WHAT THIS TASK INVOLVES:
Return all of the lines below exactly as they are.

EXCERPTED RECORDS:
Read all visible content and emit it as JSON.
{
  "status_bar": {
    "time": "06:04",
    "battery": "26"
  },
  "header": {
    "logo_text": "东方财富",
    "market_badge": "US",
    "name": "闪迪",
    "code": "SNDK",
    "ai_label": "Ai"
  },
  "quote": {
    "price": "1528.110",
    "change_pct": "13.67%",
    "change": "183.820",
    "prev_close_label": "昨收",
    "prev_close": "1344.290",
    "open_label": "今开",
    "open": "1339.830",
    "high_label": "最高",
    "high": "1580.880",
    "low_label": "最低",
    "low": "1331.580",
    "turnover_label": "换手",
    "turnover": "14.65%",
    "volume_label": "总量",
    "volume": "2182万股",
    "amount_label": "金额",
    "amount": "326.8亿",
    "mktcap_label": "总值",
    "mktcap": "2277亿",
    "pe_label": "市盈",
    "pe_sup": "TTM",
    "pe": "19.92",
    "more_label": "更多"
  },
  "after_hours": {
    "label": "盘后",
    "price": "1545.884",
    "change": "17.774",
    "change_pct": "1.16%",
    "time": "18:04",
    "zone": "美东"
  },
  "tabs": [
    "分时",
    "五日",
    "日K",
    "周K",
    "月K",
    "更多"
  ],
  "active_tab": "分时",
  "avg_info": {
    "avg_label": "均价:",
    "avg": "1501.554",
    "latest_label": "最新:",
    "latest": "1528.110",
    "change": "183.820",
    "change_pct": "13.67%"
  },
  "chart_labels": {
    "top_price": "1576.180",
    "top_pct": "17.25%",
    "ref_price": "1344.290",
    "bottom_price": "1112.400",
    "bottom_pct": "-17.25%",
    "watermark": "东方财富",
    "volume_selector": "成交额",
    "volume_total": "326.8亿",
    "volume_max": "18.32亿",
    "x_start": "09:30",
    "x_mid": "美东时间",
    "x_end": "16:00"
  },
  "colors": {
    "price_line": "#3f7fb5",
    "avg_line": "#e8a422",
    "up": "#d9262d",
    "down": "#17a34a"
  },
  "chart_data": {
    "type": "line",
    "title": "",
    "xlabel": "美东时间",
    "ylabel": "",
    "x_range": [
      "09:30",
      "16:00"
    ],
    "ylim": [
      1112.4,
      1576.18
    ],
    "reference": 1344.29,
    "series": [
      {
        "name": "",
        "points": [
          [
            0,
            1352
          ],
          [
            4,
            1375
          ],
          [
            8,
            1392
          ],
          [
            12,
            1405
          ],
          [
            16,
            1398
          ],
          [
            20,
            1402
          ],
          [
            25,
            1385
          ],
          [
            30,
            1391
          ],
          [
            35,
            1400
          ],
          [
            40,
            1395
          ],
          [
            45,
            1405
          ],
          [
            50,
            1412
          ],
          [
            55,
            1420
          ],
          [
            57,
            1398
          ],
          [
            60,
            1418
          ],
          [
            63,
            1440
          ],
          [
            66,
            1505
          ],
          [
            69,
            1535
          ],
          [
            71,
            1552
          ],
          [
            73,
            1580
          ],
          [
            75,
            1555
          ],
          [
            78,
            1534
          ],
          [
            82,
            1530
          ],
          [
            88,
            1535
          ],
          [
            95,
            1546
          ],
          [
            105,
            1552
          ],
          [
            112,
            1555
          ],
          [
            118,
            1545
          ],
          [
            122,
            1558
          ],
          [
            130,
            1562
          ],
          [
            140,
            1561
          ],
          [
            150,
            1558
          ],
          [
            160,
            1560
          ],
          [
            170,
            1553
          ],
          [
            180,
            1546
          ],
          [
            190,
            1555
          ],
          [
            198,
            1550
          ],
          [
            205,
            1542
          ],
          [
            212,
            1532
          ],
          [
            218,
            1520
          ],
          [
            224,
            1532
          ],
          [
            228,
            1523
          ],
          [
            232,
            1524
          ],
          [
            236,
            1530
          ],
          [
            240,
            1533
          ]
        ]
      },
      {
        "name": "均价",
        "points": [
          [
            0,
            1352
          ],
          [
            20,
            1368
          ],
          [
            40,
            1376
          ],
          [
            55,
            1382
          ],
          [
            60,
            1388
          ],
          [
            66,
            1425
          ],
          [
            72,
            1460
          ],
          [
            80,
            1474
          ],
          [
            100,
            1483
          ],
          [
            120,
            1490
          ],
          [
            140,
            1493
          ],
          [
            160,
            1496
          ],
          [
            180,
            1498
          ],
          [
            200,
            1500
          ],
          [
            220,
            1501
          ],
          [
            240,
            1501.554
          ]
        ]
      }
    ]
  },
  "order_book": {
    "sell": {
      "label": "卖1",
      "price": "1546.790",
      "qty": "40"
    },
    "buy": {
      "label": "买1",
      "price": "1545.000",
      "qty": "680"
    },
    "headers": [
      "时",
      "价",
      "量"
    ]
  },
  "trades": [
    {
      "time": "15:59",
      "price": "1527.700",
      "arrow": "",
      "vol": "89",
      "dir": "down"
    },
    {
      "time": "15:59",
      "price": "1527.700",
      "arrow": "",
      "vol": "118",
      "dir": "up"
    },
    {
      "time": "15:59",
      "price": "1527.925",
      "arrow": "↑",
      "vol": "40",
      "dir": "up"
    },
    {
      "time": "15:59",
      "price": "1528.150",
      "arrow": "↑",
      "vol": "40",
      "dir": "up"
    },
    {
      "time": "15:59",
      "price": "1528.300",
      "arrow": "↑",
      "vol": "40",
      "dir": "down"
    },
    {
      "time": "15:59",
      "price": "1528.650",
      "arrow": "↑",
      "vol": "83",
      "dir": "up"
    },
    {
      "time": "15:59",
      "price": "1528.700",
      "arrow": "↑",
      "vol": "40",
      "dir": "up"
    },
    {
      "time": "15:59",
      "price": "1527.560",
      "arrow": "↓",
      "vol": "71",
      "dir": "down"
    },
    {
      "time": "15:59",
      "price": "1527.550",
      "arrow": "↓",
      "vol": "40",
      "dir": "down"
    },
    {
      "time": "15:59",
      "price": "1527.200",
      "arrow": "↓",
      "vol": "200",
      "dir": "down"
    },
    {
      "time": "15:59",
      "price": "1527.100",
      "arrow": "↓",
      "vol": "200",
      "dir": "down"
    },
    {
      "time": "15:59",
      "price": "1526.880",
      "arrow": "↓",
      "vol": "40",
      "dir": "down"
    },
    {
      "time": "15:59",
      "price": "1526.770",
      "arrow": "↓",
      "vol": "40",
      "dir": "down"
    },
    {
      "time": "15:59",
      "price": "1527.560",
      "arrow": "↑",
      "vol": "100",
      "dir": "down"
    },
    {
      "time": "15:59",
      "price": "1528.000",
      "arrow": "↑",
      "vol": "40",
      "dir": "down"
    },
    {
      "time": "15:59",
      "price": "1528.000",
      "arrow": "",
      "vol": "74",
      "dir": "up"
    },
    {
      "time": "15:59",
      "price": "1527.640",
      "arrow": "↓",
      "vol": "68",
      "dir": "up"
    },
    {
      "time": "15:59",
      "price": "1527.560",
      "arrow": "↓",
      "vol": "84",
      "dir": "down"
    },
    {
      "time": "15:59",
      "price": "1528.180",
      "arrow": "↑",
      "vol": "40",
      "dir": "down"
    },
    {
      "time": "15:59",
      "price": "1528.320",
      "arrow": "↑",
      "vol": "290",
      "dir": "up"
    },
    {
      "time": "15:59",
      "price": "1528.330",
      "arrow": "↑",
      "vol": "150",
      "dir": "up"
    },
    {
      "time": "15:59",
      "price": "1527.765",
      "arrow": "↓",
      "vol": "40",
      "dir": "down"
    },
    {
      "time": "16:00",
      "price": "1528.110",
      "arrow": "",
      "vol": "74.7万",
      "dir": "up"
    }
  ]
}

WORKED SOLUTION:
Read all visible content and emit it as JSON.
{
  "status_bar": {
    "time": "06:04",
    "battery": "26"
  },
  "header": {
    "logo_text": "东方财富",
    "market_badge": "US",
    "name": "闪迪",
    "code": "SNDK",
    "ai_label": "Ai"
  },
  "quote": {
    "price": "1528.110",
    "change_pct": "13.67%",
    "change": "183.820",
    "prev_close_label": "昨收",
    "prev_close": "1344.290",
    "open_label": "今开",
    "open": "1339.830",
    "high_label": "最高",
    "high": "1580.880",
    "low_label": "最低",
    "low": "1331.580",
    "turnover_label": "换手",
    "turnover": "14.65%",
    "volume_label": "总量",
    "volume": "2182万股",
    "amount_label": "金额",
    "amount": "326.8亿",
    "mktcap_label": "总值",
    "mktcap": "2277亿",
    "pe_label": "市盈",
    "pe_sup": "TTM",
    "pe": "19.92",
    "more_label": "更多"
  },
  "after_hours": {
    "label": "盘后",
    "price": "1545.884",
    "change": "17.774",
    "change_pct": "1.16%",
    "time": "18:04",
    "zone": "美东"
  },
  "tabs": [
    "分时",
    "五日",
    "日K",
    "周K",
    "月K",
    "更多"
  ],
  "active_tab": "分时",
  "avg_info": {
    "avg_label": "均价:",
    "avg": "1501.554",
    "latest_label": "最新:",
    "latest": "1528.110",
    "change": "183.820",
    "change_pct": "13.67%"
  },
  "chart_labels": {
    "top_price": "1576.180",
    "top_pct": "17.25%",
    "ref_price": "1344.290",
    "bottom_price": "1112.400",
    "bottom_pct": "-17.25%",
    "watermark": "东方财富",
    "volume_selector": "成交额",
    "volume_total": "326.8亿",
    "volume_max": "18.32亿",
    "x_start": "09:30",
    "x_mid": "美东时间",
    "x_end": "16:00"
  },
  "colors": {
    "price_line": "#3f7fb5",
    "avg_line": "#e8a422",
    "up": "#d9262d",
    "down": "#17a34a"
  },
  "chart_data": {
    "type": "line",
    "title": "",
    "xlabel": "美东时间",
    "ylabel": "",
    "x_range": [
      "09:30",
      "16:00"
    ],
    "ylim": [
      1112.4,
      1576.18
    ],
    "reference": 1344.29,
    "series": [
      {
        "name": "",
        "points": [
          [
            0,
            1352
          ],
          [
            4,
            1375
          ],
          [
            8,
            1392
          ],
          [
            12,
            1405
          ],
          [
            16,
            1398
          ],
          [
            20,
            1402
          ],
          [
            25,
            1385
          ],
          [
            30,
            1391
          ],
          [
            35,
            1400
          ],
          [
            40,
            1395
          ],
          [
            45,
            1405
          ],
          [
            50,
            1412
          ],
          [
            55,
            1420
          ],
          [
            57,
            1398
          ],
          [
            60,
            1418
          ],
          [
            63,
            1440
          ],
          [
            66,
            1505
          ],
          [
            69,
            1535
          ],
          [
            71,
            1552
          ],
          [
            73,
            1580
          ],
          [
            75,
            1555
          ],
          [
            78,
            1534
          ],
          [
            82,
            1530
          ],
          [
            88,
            1535
          ],
          [
            95,
            1546
          ],
          [
            105,
            1552
          ],
          [
            112,
            1555
          ],
          [
            118,
            1545
          ],
          [
            122,
            1558
          ],
          [
            130,
            1562
          ],
          [
            140,
            1561
          ],
          [
            150,
            1558
          ],
          [
            160,
            1560
          ],
          [
            170,
            1553
          ],
          [
            180,
            1546
          ],
          [
            190,
            1555
          ],
          [
            198,
            1550
          ],
          [
            205,
            1542
          ],
          [
            212,
            1532
          ],
          [
            218,
            1520
          ],
          [
            224,
            1532
          ],
          [
            228,
            1523
          ],
          [
            232,
            1524
          ],
          [
            236,
            1530
          ],
          [
            240,
            1533
          ]
        ]
      },
      {
        "name": "均价",
        "points": [
          [
            0,
            1352
          ],
          [
            20,
            1368
          ],
          [
            40,
            1376
          ],
          [
            55,
            1382
          ],
          [
            60,
            1388
          ],
          [
            66,
            1425
          ],
          [
            72,
            1460
          ],
          [
            80,
            1474
          ],
          [
            100,
            1483
          ],
          [
            120,
            1490
          ],
          [
            140,
            1493
          ],
          [
            160,
            1496
          ],
          [
            180,
            1498
          ],
          [
            200,
            1500
          ],
          [
            220,
            1501
          ],
          [
            240,
            1501.554
          ]
        ]
      }
    ]
  },
  "order_book": {
    "sell": {
      "label": "卖1",
      "price": "1546.790",
      "qty": "40"
    },
    "buy": {
      "label": "买1",
      "price": "1545.000",
      "qty": "680"
    },
    "headers": [
      "时",
      "价",
      "量"
    ]
  },
  "trades": [
    {
      "time": "15:59",
      "price": "1527.700",
      "arrow": "",
      "vol": "89",
      "dir": "down"
    },
    {
      "time": "15:59",
      "price": "1527.700",
      "arrow": "",
      "vol": "118",
      "dir": "up"
    },
    {
      "time": "15:59",
      "price": "1527.925",
      "arrow": "↑",
      "vol": "40",
      "dir": "up"
    },
    {
      "time": "15:59",
      "price": "1528.150",
      "arrow": "↑",
      "vol": "40",
      "dir": "up"
    },
    {
      "time": "15:59",
      "price": "1528.300",
      "arrow": "↑",
      "vol": "40",
      "dir": "down"
    },
    {
      "time": "15:59",
      "price": "1528.650",
      "arrow": "↑",
      "vol": "83",
      "dir": "up"
    },
    {
      "time": "15:59",
      "price": "1528.700",
      "arrow": "↑",
      "vol": "40",
      "dir": "up"
    },
    {
      "time": "15:59",
      "price": "1527.560",
      "arrow": "↓",
      "vol": "71",
      "dir": "down"
    },
    {
      "time": "15:59",
      "price": "1527.550",
      "arrow": "↓",
      "vol": "40",
      "dir": "down"
    },
    {
      "time": "15:59",
      "price": "1527.200",
      "arrow": "↓",
      "vol": "200",
      "dir": "down"
    },
    {
      "time": "15:59",
      "price": "1527.100",
      "arrow": "↓",
      "vol": "200",
      "dir": "down"
    },
    {
      "time": "15:59",
      "price": "1526.880",
      "arrow": "↓",
      "vol": "40",
      "dir": "down"
    },
    {
      "time": "15:59",
      "price": "1526.770",
      "arrow": "↓",
      "vol": "40",
      "dir": "down"
    },
    {
      "time": "15:59",
      "price": "1527.560",
      "arrow": "↑",
      "vol": "100",
      "dir": "down"
    },
    {
      "time": "15:59",
      "price": "1528.000",
      "arrow": "↑",
      "vol": "40",
      "dir": "down"
    },
    {
      "time": "15:59",
      "price": "1528.000",
      "arrow": "",
      "vol": "74",
      "dir": "up"
    },
    {
      "time": "15:59",
      "price": "1527.640",
      "arrow": "↓",
      "vol": "68",
      "dir": "up"
    },
    {
      "time": "15:59",
      "price": "1527.560",
      "arrow": "↓",
      "vol": "84",
      "dir": "down"
    },
    {
      "time": "15:59",
      "price": "1528.180",
      "arrow": "↑",
      "vol": "40",
      "dir": "down"
    },
    {
      "time": "15:59",
      "price": "1528.320",
      "arrow": "↑",
      "vol": "290",
      "dir": "up"
    },
    {
      "time": "15:59",
      "price": "1528.330",
      "arrow": "↑",
      "vol": "150",
      "dir": "up"
    },
    {
      "time": "15:59",
      "price": "1527.765",
      "arrow": "↓",
      "vol": "40",
      "dir": "down"
    },
    {
      "time": "16:00",
      "price": "1528.110",
      "arrow": "",
      "vol": "74.7万",
      "dir": "up"
    }
  ]
}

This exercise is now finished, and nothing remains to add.